- [Tarefa A] Reproduza o trecho do texto sobre o Santuário de Nossa Senhora do Cabo, começando em "O Santuário de" e terminando em "de impasse político.", e troque "filme" por "documentário".
- [Tarefa B] Reescreva de forma mais breve o parágrafo do texto sobre o Santuário de Nossa Senhora do Cabo que começa por "O Santuário de Nossa Senhora do Cabo já foi". Mantenha os factos principais.
- [Tarefa C]
Responda, com base no texto sobre o Santuário de Nossa Senhora do Cabo:
(i) Que espetáculos faziam parte das festas no santuário?
(ii) Em que data foi publicado o texto?
(iii) Que rei conduziu Eneias à rocha Tarpeia e ao Capitólio?

- [Excerto da fonte]
════════
O Santuário de Nossa Senhora do Cabo já
foi um dos maiores locais de peregrinação do país, palco de festas magníficas
com teatro, ópera e touradas. Décadas de abandono trouxeram a decadência. Agora
há um filme que tenta resgatá-lo de anos de impasse político.
ALEXANDRA PRADO COELHO
21 de Setembro de 2014, 0:00
Mas,
mesmo “fora de todo o caminho”, atraiu os homens, que sentiram ali, de
diferentes formas, a presença do sagrado. Os acidentes naturais, geográficos e
geológicos foram sempre, diz ainda Heitor Pato, locais onde “residiam e se
manifestavam divindades ou forças transcendentes de que nem sempre se conhecia
o nome, embora não se duvidasse do seu poder: como disse o rei Evandro quando
conduziu Eneias à rocha Tarpeia e ao Capitólio, aqui habitam deuses, mas não
sabemos que deuses são…”.
════════
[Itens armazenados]
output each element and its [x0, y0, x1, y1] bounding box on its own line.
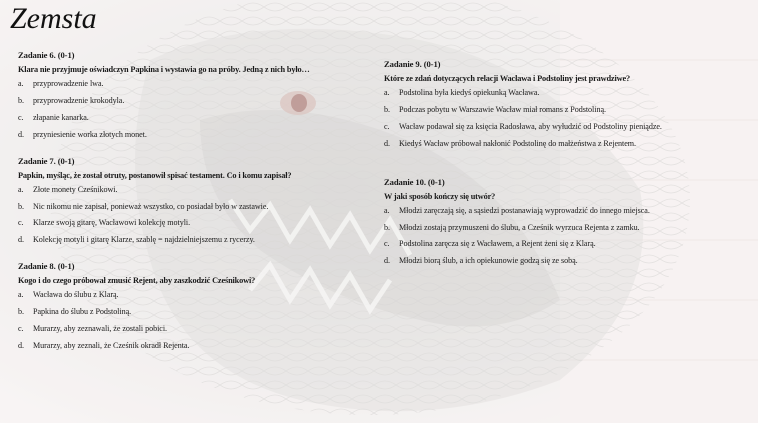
answer-option: [384, 139, 744, 148]
option-text: Nic nikomu nie zapisał, ponieważ wszystko, co posiadał było w zastawie.: [33, 201, 269, 211]
answer-option: [384, 88, 744, 97]
option-letter: a.: [384, 88, 390, 97]
answer-option: [18, 218, 358, 227]
task-10: [384, 177, 744, 266]
option-letter: d.: [18, 129, 24, 139]
task-header: Zadanie 8. (0-1): [18, 261, 75, 272]
option-text: złapanie kanarka.: [33, 112, 89, 122]
task-8: [18, 261, 358, 350]
option-letter: c.: [384, 239, 390, 249]
option-letter: b.: [18, 201, 24, 211]
answer-option: [18, 324, 358, 333]
task-question: Które ze zdań dotyczących relacji Wacława i Podstoliny jest prawdziwe?: [384, 74, 630, 83]
answer-option: [18, 290, 358, 299]
option-text: Złote monety Cześnikowi.: [33, 184, 118, 194]
option-text: Murarzy, aby zeznali, że Cześnik okradł Rejenta.: [33, 341, 190, 351]
answer-option: [384, 223, 744, 232]
option-text: przyprowadzenie krokodyla.: [33, 95, 125, 105]
option-letter: a.: [384, 205, 390, 215]
option-letter: c.: [18, 112, 24, 122]
page-title: Zemsta: [10, 2, 97, 35]
option-text: Kolekcję motyli i gitarę Klarze, szablę = najdzielniejszemu z rycerzy.: [33, 235, 255, 245]
answer-option: [18, 341, 358, 350]
option-letter: a.: [18, 79, 24, 88]
answer-option: [384, 239, 744, 248]
option-letter: d.: [384, 138, 390, 148]
tasks-right-column: [384, 59, 744, 273]
option-text: Młodzi zostają przymuszeni do ślubu, a Cześnik wyrzuca Rejenta z zamku.: [399, 222, 640, 232]
option-text: Kiedyś Wacław próbował nakłonić Podstolinę do małżeństwa z Rejentem.: [399, 138, 636, 148]
answer-option: [384, 105, 744, 114]
task-question: Papkin, myśląc, że został otruty, postanowił spisać testament. Co i komu zapisał?: [18, 170, 292, 180]
option-letter: a.: [18, 290, 24, 300]
option-text: przyprowadzenie lwa.: [33, 79, 104, 88]
answer-option: [18, 235, 358, 244]
task-question: Kogo i do czego próbował zmusić Rejent, aby zaszkodzić Cześnikowi?: [18, 276, 256, 286]
option-text: Młodzi biorą ślub, a ich opiekunowie godzą się ze sobą.: [399, 256, 578, 266]
answer-option: [18, 96, 358, 105]
answer-option: [384, 122, 744, 131]
answer-option: [18, 307, 358, 316]
task-header: Zadanie 10. (0-1): [384, 176, 445, 187]
option-letter: b.: [384, 104, 390, 114]
option-letter: d.: [18, 341, 24, 351]
option-letter: c.: [18, 324, 24, 334]
option-letter: b.: [384, 222, 390, 232]
task-header: Zadanie 6. (0-1): [18, 50, 75, 60]
task-question: W jaki sposób kończy się utwór?: [384, 191, 496, 201]
answer-option: [384, 256, 744, 265]
option-letter: c.: [384, 121, 390, 131]
task-question: Klara nie przyjmuje oświadczyn Papkina i wystawia go na próby. Jedną z nich było…: [18, 65, 310, 74]
option-text: Murarzy, aby zeznawali, że zostali pobici.: [33, 324, 168, 334]
option-letter: c.: [18, 218, 24, 228]
task-6: [18, 50, 358, 139]
answer-option: [384, 206, 744, 215]
option-text: Podczas pobytu w Warszawie Wacław miał romans z Podstoliną.: [399, 104, 606, 114]
task-7: [18, 156, 358, 245]
answer-option: [18, 202, 358, 211]
option-letter: a.: [18, 184, 24, 194]
task-header: Zadanie 7. (0-1): [18, 155, 75, 166]
option-text: Młodzi zaręczają się, a sąsiedzi postanawiają wyprowadzić do innego miejsca.: [399, 205, 650, 215]
option-letter: d.: [18, 235, 24, 245]
task-header: Zadanie 9. (0-1): [384, 59, 441, 69]
answer-option: [18, 130, 358, 139]
option-text: Wacław podawał się za księcia Radosława, aby wyłudzić od Podstoliny pieniądze.: [399, 121, 662, 131]
option-text: Podstolina zaręcza się z Wacławem, a Rejent żeni się z Klarą.: [399, 239, 596, 249]
tasks-left-column: [18, 50, 358, 358]
option-text: Podstolina była kiedyś opiekunką Wacława.: [399, 88, 540, 97]
answer-option: [18, 113, 358, 122]
answer-option: [18, 79, 358, 88]
option-text: przyniesienie worka złotych monet.: [33, 129, 147, 139]
option-text: Klarze swoją gitarę, Wacławowi kolekcję motyli.: [33, 218, 191, 228]
option-letter: d.: [384, 256, 390, 266]
option-letter: b.: [18, 95, 24, 105]
task-9: [384, 59, 744, 148]
option-letter: b.: [18, 307, 24, 317]
answer-option: [18, 185, 358, 194]
option-text: Papkina do ślubu z Podstoliną.: [33, 307, 132, 317]
option-text: Wacława do ślubu z Klarą.: [33, 290, 119, 300]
════════
- [Resposta A]
O Santuário de Nossa Senhora do Cabo já
foi um dos maiores locais de peregrinação do país, palco de festas magníficas
com teatro, ópera e touradas. Décadas de abandono trouxeram a decadência. Agora
há um documentário que tenta resgatá-lo de anos de impasse político.

- [Resposta B] O Santuário de Nossa Senhora do Cabo foi um dos maiores locais de peregrinação do país, com festas de teatro, ópera e touradas. Entrou em decadência após décadas de abandono. Um filme tenta agora resgatá-lo de anos de impasse político.

- [Resposta C]
(i) Teatro, ópera e touradas.
(ii) 21 de Setembro de 2014.
(iii) O rei Evandro.